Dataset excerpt
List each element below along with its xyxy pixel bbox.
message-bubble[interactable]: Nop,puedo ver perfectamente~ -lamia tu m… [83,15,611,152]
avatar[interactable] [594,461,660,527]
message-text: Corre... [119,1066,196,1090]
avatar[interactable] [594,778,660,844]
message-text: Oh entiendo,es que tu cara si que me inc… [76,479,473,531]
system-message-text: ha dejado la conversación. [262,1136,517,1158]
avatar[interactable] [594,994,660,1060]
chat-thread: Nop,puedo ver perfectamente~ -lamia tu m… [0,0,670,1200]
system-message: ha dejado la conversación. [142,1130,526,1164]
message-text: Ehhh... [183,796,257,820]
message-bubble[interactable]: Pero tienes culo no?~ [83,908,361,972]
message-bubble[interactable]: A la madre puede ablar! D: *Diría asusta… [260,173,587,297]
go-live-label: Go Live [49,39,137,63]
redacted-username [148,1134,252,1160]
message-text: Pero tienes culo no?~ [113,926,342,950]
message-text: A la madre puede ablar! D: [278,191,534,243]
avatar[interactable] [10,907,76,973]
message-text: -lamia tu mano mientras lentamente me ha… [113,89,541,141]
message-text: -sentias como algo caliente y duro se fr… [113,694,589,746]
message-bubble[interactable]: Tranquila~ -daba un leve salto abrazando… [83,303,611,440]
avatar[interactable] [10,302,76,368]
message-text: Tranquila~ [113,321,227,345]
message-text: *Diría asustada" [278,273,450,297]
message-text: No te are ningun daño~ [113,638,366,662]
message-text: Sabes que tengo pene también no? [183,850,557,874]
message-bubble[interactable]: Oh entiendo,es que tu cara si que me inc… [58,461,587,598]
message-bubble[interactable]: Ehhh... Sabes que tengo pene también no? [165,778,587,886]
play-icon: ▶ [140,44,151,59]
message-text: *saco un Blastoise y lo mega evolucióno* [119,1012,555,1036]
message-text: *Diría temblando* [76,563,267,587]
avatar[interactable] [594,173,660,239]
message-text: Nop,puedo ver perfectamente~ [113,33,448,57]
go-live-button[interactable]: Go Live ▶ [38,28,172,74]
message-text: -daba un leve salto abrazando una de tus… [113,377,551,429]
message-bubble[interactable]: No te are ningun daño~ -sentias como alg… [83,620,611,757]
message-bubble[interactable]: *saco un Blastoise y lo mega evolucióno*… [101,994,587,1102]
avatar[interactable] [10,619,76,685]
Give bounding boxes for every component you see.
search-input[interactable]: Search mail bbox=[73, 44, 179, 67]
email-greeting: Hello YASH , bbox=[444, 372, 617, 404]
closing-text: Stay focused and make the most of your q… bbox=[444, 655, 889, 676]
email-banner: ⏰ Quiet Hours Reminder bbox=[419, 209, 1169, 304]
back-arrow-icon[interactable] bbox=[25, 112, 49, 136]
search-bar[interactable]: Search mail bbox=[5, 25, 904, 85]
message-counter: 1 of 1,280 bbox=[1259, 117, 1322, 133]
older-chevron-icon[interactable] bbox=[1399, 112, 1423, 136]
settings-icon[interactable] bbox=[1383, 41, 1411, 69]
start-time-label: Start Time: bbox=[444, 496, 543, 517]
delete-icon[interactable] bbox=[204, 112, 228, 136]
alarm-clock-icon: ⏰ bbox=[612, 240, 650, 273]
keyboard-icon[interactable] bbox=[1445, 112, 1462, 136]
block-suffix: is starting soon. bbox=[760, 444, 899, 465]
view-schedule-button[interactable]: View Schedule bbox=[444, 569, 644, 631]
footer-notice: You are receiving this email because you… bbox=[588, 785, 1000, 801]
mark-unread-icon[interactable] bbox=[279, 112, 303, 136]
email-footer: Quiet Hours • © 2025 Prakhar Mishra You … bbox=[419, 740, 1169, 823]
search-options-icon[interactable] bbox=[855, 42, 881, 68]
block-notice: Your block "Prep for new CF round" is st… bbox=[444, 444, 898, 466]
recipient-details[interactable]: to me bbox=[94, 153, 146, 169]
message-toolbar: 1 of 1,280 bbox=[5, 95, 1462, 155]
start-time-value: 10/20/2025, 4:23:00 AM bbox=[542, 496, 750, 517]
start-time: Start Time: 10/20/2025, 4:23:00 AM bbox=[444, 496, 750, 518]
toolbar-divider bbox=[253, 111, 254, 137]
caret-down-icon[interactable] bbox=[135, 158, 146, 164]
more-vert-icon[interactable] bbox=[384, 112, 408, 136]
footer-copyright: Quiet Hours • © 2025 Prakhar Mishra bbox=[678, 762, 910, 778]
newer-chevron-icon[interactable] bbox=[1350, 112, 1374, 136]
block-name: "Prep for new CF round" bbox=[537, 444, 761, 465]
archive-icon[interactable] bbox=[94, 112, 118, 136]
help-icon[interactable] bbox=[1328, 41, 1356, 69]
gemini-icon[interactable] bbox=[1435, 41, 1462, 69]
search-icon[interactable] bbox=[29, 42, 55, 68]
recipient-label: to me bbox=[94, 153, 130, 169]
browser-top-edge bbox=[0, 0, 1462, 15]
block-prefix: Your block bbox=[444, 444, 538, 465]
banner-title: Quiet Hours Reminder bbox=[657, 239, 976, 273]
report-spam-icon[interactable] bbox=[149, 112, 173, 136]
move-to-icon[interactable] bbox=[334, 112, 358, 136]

#### [EXERCISE GOAL]
Reproduce the listing above line for line, with no changes.

#### [CORRECT RESULT]
List each element below along with its xyxy pixel bbox.
message-bubble[interactable]: Nop,puedo ver perfectamente~ -lamia tu m… [83,15,611,152]
avatar[interactable] [594,461,660,527]
message-text: Corre... [119,1066,196,1090]
avatar[interactable] [594,778,660,844]
message-text: Oh entiendo,es que tu cara si que me inc… [76,479,473,531]
system-message-text: ha dejado la conversación. [262,1136,517,1158]
avatar[interactable] [594,994,660,1060]
chat-thread: Nop,puedo ver perfectamente~ -lamia tu m… [0,0,670,1200]
system-message: ha dejado la conversación. [142,1130,526,1164]
message-text: Ehhh... [183,796,257,820]
message-bubble[interactable]: Pero tienes culo no?~ [83,908,361,972]
message-bubble[interactable]: A la madre puede ablar! D: *Diría asusta… [260,173,587,297]
go-live-label: Go Live [49,39,137,63]
redacted-username [148,1134,252,1160]
message-text: Pero tienes culo no?~ [113,926,342,950]
message-text: A la madre puede ablar! D: [278,191,534,243]
avatar[interactable] [10,907,76,973]
message-text: -lamia tu mano mientras lentamente me ha… [113,89,541,141]
message-text: -sentias como algo caliente y duro se fr… [113,694,589,746]
message-bubble[interactable]: Tranquila~ -daba un leve salto abrazando… [83,303,611,440]
avatar[interactable] [10,302,76,368]
message-text: Tranquila~ [113,321,227,345]
message-text: *Diría asustada" [278,273,450,297]
message-text: No te are ningun daño~ [113,638,366,662]
message-text: Sabes que tengo pene también no? [183,850,557,874]
message-bubble[interactable]: Oh entiendo,es que tu cara si que me inc… [58,461,587,598]
message-bubble[interactable]: Ehhh... Sabes que tengo pene también no? [165,778,587,886]
play-icon: ▶ [140,44,151,59]
message-text: *saco un Blastoise y lo mega evolucióno* [119,1012,555,1036]
message-text: *Diría temblando* [76,563,267,587]
avatar[interactable] [594,173,660,239]
message-text: Nop,puedo ver perfectamente~ [113,33,448,57]
go-live-button[interactable]: Go Live ▶ [38,28,172,74]
message-text: -daba un leve salto abrazando una de tus… [113,377,551,429]
message-bubble[interactable]: No te are ningun daño~ -sentias como alg… [83,620,611,757]
message-bubble[interactable]: *saco un Blastoise y lo mega evolucióno*… [101,994,587,1102]
avatar[interactable] [10,619,76,685]
Give bounding boxes for every component you see.
search-input[interactable]: Search mail bbox=[73, 44, 179, 67]
email-greeting: Hello YASH , bbox=[444, 372, 617, 404]
closing-text: Stay focused and make the most of your q… bbox=[444, 655, 889, 676]
email-banner: ⏰ Quiet Hours Reminder bbox=[419, 209, 1169, 304]
back-arrow-icon[interactable] bbox=[25, 112, 49, 136]
search-bar[interactable]: Search mail bbox=[5, 25, 904, 85]
message-counter: 1 of 1,280 bbox=[1259, 117, 1322, 133]
older-chevron-icon[interactable] bbox=[1399, 112, 1423, 136]
settings-icon[interactable] bbox=[1383, 41, 1411, 69]
start-time-label: Start Time: bbox=[444, 496, 543, 517]
delete-icon[interactable] bbox=[204, 112, 228, 136]
alarm-clock-icon: ⏰ bbox=[612, 240, 650, 273]
keyboard-icon[interactable] bbox=[1445, 112, 1462, 136]
block-suffix: is starting soon. bbox=[760, 444, 899, 465]
view-schedule-button[interactable]: View Schedule bbox=[444, 569, 644, 631]
footer-notice: You are receiving this email because you… bbox=[588, 785, 1000, 801]
mark-unread-icon[interactable] bbox=[279, 112, 303, 136]
email-footer: Quiet Hours • © 2025 Prakhar Mishra You … bbox=[419, 740, 1169, 823]
search-options-icon[interactable] bbox=[855, 42, 881, 68]
block-notice: Your block "Prep for new CF round" is st… bbox=[444, 444, 898, 466]
recipient-details[interactable]: to me bbox=[94, 153, 146, 169]
message-toolbar: 1 of 1,280 bbox=[5, 95, 1462, 155]
start-time-value: 10/20/2025, 4:23:00 AM bbox=[542, 496, 750, 517]
start-time: Start Time: 10/20/2025, 4:23:00 AM bbox=[444, 496, 750, 518]
toolbar-divider bbox=[253, 111, 254, 137]
caret-down-icon[interactable] bbox=[135, 158, 146, 164]
more-vert-icon[interactable] bbox=[384, 112, 408, 136]
footer-copyright: Quiet Hours • © 2025 Prakhar Mishra bbox=[678, 762, 910, 778]
newer-chevron-icon[interactable] bbox=[1350, 112, 1374, 136]
block-name: "Prep for new CF round" bbox=[537, 444, 761, 465]
archive-icon[interactable] bbox=[94, 112, 118, 136]
help-icon[interactable] bbox=[1328, 41, 1356, 69]
gemini-icon[interactable] bbox=[1435, 41, 1462, 69]
search-icon[interactable] bbox=[29, 42, 55, 68]
recipient-label: to me bbox=[94, 153, 130, 169]
browser-top-edge bbox=[0, 0, 1462, 15]
block-prefix: Your block bbox=[444, 444, 538, 465]
banner-title: Quiet Hours Reminder bbox=[657, 239, 976, 273]
report-spam-icon[interactable] bbox=[149, 112, 173, 136]
move-to-icon[interactable] bbox=[334, 112, 358, 136]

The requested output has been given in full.